───── Available data

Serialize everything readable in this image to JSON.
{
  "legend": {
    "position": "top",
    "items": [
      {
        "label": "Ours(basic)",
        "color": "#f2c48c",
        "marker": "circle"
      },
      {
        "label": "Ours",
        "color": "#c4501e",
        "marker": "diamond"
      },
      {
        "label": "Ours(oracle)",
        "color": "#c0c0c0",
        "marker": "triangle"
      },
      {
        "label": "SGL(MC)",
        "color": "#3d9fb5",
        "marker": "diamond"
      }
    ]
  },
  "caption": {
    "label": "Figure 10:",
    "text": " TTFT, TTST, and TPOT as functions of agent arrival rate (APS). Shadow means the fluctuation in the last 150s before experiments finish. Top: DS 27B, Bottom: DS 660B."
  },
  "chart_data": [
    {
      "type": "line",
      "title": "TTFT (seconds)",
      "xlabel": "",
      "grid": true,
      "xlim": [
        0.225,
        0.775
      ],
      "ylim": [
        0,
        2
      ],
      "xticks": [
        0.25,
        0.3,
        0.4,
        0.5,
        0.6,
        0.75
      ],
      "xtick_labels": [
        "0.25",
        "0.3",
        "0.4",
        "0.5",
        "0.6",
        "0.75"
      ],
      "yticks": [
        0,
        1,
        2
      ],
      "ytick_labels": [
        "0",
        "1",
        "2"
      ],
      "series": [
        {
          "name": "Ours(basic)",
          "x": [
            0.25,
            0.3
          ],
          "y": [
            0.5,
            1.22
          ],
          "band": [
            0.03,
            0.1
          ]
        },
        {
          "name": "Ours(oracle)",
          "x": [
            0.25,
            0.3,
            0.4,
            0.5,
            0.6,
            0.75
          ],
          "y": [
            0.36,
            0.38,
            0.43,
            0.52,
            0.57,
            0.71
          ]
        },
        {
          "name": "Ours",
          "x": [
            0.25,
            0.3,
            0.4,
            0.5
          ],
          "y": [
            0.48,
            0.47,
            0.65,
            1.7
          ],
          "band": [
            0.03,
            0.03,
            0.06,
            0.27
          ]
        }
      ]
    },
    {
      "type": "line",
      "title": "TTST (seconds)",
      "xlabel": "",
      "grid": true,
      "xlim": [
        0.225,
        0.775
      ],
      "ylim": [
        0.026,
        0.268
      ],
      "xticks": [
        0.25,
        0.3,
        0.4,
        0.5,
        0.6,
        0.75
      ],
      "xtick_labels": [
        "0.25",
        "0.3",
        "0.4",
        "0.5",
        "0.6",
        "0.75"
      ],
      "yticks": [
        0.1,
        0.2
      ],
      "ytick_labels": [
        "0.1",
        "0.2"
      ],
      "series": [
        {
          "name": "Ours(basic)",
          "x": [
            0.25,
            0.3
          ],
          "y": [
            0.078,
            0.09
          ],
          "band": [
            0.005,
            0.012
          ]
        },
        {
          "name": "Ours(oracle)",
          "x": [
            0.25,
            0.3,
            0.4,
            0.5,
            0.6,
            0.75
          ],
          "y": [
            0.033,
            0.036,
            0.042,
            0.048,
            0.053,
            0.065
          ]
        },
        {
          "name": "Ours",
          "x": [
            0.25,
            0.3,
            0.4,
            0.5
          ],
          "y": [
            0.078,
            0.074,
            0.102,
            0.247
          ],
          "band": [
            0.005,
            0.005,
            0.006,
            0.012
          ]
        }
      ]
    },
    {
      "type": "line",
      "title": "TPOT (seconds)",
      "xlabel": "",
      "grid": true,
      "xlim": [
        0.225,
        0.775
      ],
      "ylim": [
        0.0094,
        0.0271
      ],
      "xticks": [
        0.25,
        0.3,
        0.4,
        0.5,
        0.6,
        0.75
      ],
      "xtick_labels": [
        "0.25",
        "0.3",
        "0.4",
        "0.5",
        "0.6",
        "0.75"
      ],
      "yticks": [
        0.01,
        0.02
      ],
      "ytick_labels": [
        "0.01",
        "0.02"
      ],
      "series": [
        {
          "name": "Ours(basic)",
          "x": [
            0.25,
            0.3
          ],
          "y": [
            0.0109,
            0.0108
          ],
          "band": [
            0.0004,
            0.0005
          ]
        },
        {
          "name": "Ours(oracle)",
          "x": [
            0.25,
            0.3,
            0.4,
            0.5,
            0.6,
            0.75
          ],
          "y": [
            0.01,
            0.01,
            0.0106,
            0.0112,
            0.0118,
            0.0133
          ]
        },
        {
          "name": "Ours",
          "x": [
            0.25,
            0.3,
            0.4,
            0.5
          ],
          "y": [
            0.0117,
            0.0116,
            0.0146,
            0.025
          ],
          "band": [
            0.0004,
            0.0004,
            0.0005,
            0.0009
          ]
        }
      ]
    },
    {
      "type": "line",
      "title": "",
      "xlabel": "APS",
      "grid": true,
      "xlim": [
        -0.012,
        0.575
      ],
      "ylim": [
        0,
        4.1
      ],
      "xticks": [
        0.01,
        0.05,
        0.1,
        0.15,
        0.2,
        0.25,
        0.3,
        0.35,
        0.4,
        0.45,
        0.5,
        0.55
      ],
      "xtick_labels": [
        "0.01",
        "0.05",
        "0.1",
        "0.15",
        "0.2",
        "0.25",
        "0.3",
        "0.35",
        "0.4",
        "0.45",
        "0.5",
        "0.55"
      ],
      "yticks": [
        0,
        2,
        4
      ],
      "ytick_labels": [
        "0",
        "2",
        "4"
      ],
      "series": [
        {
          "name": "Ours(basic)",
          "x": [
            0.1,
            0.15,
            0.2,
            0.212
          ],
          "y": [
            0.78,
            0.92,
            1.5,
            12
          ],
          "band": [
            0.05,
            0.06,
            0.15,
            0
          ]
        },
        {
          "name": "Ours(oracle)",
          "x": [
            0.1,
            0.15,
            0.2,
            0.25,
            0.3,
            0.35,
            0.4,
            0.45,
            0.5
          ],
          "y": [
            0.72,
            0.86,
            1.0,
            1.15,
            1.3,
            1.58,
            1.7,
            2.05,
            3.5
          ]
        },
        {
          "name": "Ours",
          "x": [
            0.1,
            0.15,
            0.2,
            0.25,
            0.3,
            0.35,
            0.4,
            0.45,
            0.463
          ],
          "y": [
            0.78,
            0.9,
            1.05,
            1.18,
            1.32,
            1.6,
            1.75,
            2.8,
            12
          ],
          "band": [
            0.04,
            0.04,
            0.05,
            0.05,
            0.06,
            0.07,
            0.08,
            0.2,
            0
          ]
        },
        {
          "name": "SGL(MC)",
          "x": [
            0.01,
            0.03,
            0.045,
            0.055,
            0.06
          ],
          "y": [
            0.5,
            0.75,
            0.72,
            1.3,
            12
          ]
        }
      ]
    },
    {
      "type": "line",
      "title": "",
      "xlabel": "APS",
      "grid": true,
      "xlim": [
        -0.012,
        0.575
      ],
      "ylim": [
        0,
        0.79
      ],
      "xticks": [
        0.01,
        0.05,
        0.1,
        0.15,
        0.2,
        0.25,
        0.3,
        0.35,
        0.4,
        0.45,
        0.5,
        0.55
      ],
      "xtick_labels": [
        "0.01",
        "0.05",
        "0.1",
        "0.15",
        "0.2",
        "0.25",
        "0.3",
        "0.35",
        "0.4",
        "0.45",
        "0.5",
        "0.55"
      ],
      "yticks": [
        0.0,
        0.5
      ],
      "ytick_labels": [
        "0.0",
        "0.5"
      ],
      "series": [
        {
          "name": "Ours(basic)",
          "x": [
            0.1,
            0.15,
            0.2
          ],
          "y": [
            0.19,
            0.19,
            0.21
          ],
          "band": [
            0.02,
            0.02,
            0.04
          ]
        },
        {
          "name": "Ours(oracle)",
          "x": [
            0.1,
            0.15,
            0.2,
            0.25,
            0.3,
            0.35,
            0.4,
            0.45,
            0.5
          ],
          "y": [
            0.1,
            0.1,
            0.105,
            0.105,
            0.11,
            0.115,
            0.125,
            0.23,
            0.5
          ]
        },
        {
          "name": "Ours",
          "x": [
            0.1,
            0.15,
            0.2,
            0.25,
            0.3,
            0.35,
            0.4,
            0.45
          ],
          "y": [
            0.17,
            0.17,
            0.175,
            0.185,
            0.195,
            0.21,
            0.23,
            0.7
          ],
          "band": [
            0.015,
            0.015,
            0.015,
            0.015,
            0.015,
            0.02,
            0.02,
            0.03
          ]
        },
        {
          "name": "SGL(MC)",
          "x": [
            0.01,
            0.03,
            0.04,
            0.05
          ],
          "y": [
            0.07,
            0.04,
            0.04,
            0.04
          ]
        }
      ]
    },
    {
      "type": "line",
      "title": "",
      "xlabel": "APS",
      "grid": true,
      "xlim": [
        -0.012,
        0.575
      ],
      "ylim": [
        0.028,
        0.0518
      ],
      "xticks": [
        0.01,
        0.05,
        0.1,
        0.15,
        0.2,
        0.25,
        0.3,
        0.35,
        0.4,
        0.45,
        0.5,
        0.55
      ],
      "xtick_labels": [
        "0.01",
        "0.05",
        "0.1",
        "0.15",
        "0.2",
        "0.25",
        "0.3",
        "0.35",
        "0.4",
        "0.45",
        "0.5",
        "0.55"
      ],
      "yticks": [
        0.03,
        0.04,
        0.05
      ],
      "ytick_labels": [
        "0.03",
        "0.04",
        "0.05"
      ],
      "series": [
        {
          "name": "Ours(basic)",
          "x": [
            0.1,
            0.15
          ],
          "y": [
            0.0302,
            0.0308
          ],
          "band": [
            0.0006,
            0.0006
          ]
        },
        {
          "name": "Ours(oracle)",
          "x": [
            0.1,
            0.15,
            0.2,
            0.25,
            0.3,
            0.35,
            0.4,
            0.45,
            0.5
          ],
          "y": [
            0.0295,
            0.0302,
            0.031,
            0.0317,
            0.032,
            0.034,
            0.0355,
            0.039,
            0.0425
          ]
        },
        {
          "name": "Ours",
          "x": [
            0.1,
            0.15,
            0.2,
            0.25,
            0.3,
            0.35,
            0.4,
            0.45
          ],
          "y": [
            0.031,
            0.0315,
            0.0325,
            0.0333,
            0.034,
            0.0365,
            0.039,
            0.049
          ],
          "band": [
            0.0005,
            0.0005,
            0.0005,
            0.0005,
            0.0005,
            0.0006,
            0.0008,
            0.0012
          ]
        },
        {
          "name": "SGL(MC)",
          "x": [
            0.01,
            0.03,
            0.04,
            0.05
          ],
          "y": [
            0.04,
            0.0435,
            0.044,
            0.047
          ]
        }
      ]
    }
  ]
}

──────────

## Description of the task
Show each line of the listing that holds the string "TTST".

## Answer to this problem
    "text": " TTFT, TTST, and TPOT as functions of agent arrival rate (APS). Shadow means the fluctuation in the last 150s before experiments finish. Top: DS 27B, Bottom: DS 660B."
      "title": "TTST (seconds)",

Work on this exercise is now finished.